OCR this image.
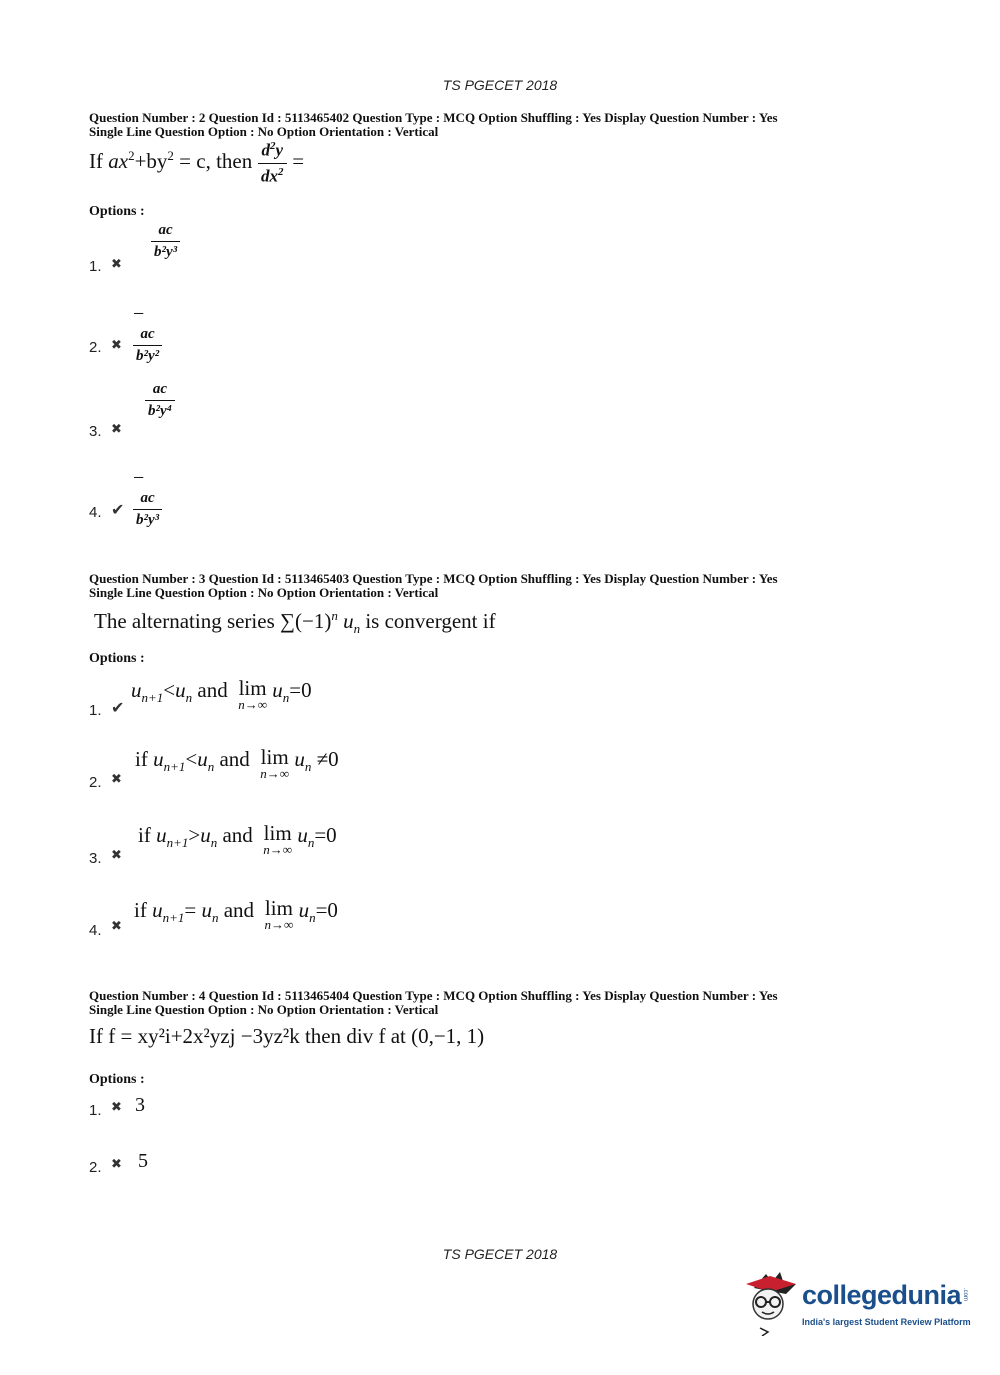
TS PGECET 2018
Question Number : 2 Question Id : 5113465402 Question Type : MCQ Option Shuffling : Yes Display Question Number : Yes
Single Line Question Option : No Option Orientation : Vertical
If $ax^2+by^2 = c$, then $\frac{d^2y}{dx^2}$ =
Options :
1. ✖
$\frac{ac}{\text{b²y³}}$
2. ✖
−
$\frac{ac}{\text{b²y²}}$
3. ✖
$\frac{ac}{\text{b²y⁴}}$
4. ✔
−
$\frac{ac}{\text{b²y³}}$
Question Number : 3 Question Id : 5113465403 Question Type : MCQ Option Shuffling : Yes Display Question Number : Yes
Single Line Question Option : No Option Orientation : Vertical
The alternating series $\sum(-1)^n$ $u_n$ is convergent if
Options :
1. ✔
$u_{n+1}<u_n$ and lim
n→∞
$u_n=0$
2. ✖
if $u_{n+1}<u_n$ and lim
n→∞
$u_n \ne 0$
3. ✖
if $u_{n+1}>u_n$ and lim
n→∞
$u_n=0$
4. ✖
if $u_{n+1}= u_n$ and lim
n→∞
$u_n=0$
Question Number : 4 Question Id : 5113465404 Question Type : MCQ Option Shuffling : Yes Display Question Number : Yes
Single Line Question Option : No Option Orientation : Vertical
If f = xy²i+2x²yzj −3yz²k then div f at (0,−1, 1)
Options :
1. ✖ 3
2. ✖ 5
TS PGECET 2018
collegedunia .com
India's largest Student Review Platform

○ ○ ○ ○ ○ ○ ○

DESCRIPTION OF THE TASK
Quote everything in the listing above exactly; pictures are the only thing to omit.

CORRECT RESPONSE
OCR this image.
TS PGECET 2018
Question Number : 2 Question Id : 5113465402 Question Type : MCQ Option Shuffling : Yes Display Question Number : Yes
Single Line Question Option : No Option Orientation : Vertical
If $ax^2+by^2 = c$, then $\frac{d^2y}{dx^2}$ =
Options :
1. ✖
$\frac{ac}{\text{b²y³}}$
2. ✖
−
$\frac{ac}{\text{b²y²}}$
3. ✖
$\frac{ac}{\text{b²y⁴}}$
4. ✔
−
$\frac{ac}{\text{b²y³}}$
Question Number : 3 Question Id : 5113465403 Question Type : MCQ Option Shuffling : Yes Display Question Number : Yes
Single Line Question Option : No Option Orientation : Vertical
The alternating series $\sum(-1)^n$ $u_n$ is convergent if
Options :
1. ✔
$u_{n+1}<u_n$ and lim
n→∞
$u_n=0$
2. ✖
if $u_{n+1}<u_n$ and lim
n→∞
$u_n \ne 0$
3. ✖
if $u_{n+1}>u_n$ and lim
n→∞
$u_n=0$
4. ✖
if $u_{n+1}= u_n$ and lim
n→∞
$u_n=0$
Question Number : 4 Question Id : 5113465404 Question Type : MCQ Option Shuffling : Yes Display Question Number : Yes
Single Line Question Option : No Option Orientation : Vertical
If f = xy²i+2x²yzj −3yz²k then div f at (0,−1, 1)
Options :
1. ✖ 3
2. ✖ 5
TS PGECET 2018
collegedunia .com
India's largest Student Review Platform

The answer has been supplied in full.